Collected data entries
○ ○ ○
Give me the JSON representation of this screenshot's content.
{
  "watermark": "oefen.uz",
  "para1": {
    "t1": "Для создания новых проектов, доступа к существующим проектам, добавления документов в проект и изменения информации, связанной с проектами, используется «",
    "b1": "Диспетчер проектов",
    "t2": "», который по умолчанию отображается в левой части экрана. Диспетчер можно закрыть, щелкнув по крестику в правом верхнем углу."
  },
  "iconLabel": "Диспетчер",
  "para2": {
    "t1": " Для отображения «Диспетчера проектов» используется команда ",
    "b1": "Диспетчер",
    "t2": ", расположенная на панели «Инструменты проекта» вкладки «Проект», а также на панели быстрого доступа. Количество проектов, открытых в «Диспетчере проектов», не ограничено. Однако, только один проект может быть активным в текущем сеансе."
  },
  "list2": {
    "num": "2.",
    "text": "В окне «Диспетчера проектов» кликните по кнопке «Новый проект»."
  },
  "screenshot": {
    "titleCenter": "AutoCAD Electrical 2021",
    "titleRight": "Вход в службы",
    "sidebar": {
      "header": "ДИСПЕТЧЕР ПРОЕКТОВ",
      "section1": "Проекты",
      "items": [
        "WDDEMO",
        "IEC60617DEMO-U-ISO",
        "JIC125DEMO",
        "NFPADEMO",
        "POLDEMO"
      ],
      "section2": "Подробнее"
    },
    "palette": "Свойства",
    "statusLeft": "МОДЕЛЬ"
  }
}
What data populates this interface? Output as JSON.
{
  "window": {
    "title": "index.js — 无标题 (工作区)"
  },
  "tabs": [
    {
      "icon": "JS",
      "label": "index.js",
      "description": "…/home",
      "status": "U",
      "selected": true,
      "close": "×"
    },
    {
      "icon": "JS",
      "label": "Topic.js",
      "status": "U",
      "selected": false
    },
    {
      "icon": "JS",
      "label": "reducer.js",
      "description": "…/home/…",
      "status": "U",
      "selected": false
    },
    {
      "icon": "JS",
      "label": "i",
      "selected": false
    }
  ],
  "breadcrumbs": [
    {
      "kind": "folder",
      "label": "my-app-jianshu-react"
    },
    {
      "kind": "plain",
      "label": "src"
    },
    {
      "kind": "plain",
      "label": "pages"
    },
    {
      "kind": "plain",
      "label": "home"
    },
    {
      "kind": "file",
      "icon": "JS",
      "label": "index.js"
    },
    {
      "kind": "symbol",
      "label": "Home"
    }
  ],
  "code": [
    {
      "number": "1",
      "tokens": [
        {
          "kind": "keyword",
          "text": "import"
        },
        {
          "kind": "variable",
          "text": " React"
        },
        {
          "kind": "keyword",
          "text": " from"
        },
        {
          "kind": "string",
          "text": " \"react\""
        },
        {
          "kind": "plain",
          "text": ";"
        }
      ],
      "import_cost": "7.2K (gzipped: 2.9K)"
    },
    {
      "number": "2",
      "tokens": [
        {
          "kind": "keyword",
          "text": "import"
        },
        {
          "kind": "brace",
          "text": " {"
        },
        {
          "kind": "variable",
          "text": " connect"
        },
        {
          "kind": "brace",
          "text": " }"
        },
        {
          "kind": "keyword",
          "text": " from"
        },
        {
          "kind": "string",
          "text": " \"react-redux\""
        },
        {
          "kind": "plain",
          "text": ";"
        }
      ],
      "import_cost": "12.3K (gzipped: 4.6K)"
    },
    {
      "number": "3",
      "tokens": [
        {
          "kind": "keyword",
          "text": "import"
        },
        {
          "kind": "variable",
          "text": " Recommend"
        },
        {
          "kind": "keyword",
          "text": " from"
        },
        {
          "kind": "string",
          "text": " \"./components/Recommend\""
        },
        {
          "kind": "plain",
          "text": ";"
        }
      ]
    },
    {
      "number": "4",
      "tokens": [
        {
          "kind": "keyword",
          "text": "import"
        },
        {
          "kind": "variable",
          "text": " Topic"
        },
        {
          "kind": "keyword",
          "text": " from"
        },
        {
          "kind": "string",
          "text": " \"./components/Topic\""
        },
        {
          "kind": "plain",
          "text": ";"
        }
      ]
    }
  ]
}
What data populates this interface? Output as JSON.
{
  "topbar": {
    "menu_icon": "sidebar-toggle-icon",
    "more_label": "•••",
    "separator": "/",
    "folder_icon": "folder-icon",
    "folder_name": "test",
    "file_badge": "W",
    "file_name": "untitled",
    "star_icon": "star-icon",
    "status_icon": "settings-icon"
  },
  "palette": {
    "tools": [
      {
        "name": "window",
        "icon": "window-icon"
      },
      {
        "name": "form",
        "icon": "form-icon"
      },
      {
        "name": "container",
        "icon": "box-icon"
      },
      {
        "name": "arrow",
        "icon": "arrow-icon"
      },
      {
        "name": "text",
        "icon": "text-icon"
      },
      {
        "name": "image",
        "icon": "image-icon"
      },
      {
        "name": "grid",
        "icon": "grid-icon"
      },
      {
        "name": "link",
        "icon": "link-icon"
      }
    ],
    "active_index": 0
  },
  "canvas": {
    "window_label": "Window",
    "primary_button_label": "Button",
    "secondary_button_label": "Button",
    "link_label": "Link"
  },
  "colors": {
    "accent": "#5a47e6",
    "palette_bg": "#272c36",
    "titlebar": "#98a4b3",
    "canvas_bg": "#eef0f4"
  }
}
○ ○ ○
● Exercise description
Using the listing above, please repeat every entry exactly.

● Output
Give me the JSON representation of this screenshot's content.
{
  "watermark": "oefen.uz",
  "para1": {
    "t1": "Для создания новых проектов, доступа к существующим проектам, добавления документов в проект и изменения информации, связанной с проектами, используется «",
    "b1": "Диспетчер проектов",
    "t2": "», который по умолчанию отображается в левой части экрана. Диспетчер можно закрыть, щелкнув по крестику в правом верхнем углу."
  },
  "iconLabel": "Диспетчер",
  "para2": {
    "t1": " Для отображения «Диспетчера проектов» используется команда ",
    "b1": "Диспетчер",
    "t2": ", расположенная на панели «Инструменты проекта» вкладки «Проект», а также на панели быстрого доступа. Количество проектов, открытых в «Диспетчере проектов», не ограничено. Однако, только один проект может быть активным в текущем сеансе."
  },
  "list2": {
    "num": "2.",
    "text": "В окне «Диспетчера проектов» кликните по кнопке «Новый проект»."
  },
  "screenshot": {
    "titleCenter": "AutoCAD Electrical 2021",
    "titleRight": "Вход в службы",
    "sidebar": {
      "header": "ДИСПЕТЧЕР ПРОЕКТОВ",
      "section1": "Проекты",
      "items": [
        "WDDEMO",
        "IEC60617DEMO-U-ISO",
        "JIC125DEMO",
        "NFPADEMO",
        "POLDEMO"
      ],
      "section2": "Подробнее"
    },
    "palette": "Свойства",
    "statusLeft": "МОДЕЛЬ"
  }
}
What data populates this interface? Output as JSON.
{
  "window": {
    "title": "index.js — 无标题 (工作区)"
  },
  "tabs": [
    {
      "icon": "JS",
      "label": "index.js",
      "description": "…/home",
      "status": "U",
      "selected": true,
      "close": "×"
    },
    {
      "icon": "JS",
      "label": "Topic.js",
      "status": "U",
      "selected": false
    },
    {
      "icon": "JS",
      "label": "reducer.js",
      "description": "…/home/…",
      "status": "U",
      "selected": false
    },
    {
      "icon": "JS",
      "label": "i",
      "selected": false
    }
  ],
  "breadcrumbs": [
    {
      "kind": "folder",
      "label": "my-app-jianshu-react"
    },
    {
      "kind": "plain",
      "label": "src"
    },
    {
      "kind": "plain",
      "label": "pages"
    },
    {
      "kind": "plain",
      "label": "home"
    },
    {
      "kind": "file",
      "icon": "JS",
      "label": "index.js"
    },
    {
      "kind": "symbol",
      "label": "Home"
    }
  ],
  "code": [
    {
      "number": "1",
      "tokens": [
        {
          "kind": "keyword",
          "text": "import"
        },
        {
          "kind": "variable",
          "text": " React"
        },
        {
          "kind": "keyword",
          "text": " from"
        },
        {
          "kind": "string",
          "text": " \"react\""
        },
        {
          "kind": "plain",
          "text": ";"
        }
      ],
      "import_cost": "7.2K (gzipped: 2.9K)"
    },
    {
      "number": "2",
      "tokens": [
        {
          "kind": "keyword",
          "text": "import"
        },
        {
          "kind": "brace",
          "text": " {"
        },
        {
          "kind": "variable",
          "text": " connect"
        },
        {
          "kind": "brace",
          "text": " }"
        },
        {
          "kind": "keyword",
          "text": " from"
        },
        {
          "kind": "string",
          "text": " \"react-redux\""
        },
        {
          "kind": "plain",
          "text": ";"
        }
      ],
      "import_cost": "12.3K (gzipped: 4.6K)"
    },
    {
      "number": "3",
      "tokens": [
        {
          "kind": "keyword",
          "text": "import"
        },
        {
          "kind": "variable",
          "text": " Recommend"
        },
        {
          "kind": "keyword",
          "text": " from"
        },
        {
          "kind": "string",
          "text": " \"./components/Recommend\""
        },
        {
          "kind": "plain",
          "text": ";"
        }
      ]
    },
    {
      "number": "4",
      "tokens": [
        {
          "kind": "keyword",
          "text": "import"
        },
        {
          "kind": "variable",
          "text": " Topic"
        },
        {
          "kind": "keyword",
          "text": " from"
        },
        {
          "kind": "string",
          "text": " \"./components/Topic\""
        },
        {
          "kind": "plain",
          "text": ";"
        }
      ]
    }
  ]
}
What data populates this interface? Output as JSON.
{
  "topbar": {
    "menu_icon": "sidebar-toggle-icon",
    "more_label": "•••",
    "separator": "/",
    "folder_icon": "folder-icon",
    "folder_name": "test",
    "file_badge": "W",
    "file_name": "untitled",
    "star_icon": "star-icon",
    "status_icon": "settings-icon"
  },
  "palette": {
    "tools": [
      {
        "name": "window",
        "icon": "window-icon"
      },
      {
        "name": "form",
        "icon": "form-icon"
      },
      {
        "name": "container",
        "icon": "box-icon"
      },
      {
        "name": "arrow",
        "icon": "arrow-icon"
      },
      {
        "name": "text",
        "icon": "text-icon"
      },
      {
        "name": "image",
        "icon": "image-icon"
      },
      {
        "name": "grid",
        "icon": "grid-icon"
      },
      {
        "name": "link",
        "icon": "link-icon"
      }
    ],
    "active_index": 0
  },
  "canvas": {
    "window_label": "Window",
    "primary_button_label": "Button",
    "secondary_button_label": "Button",
    "link_label": "Link"
  },
  "colors": {
    "accent": "#5a47e6",
    "palette_bg": "#272c36",
    "titlebar": "#98a4b3",
    "canvas_bg": "#eef0f4"
  }
}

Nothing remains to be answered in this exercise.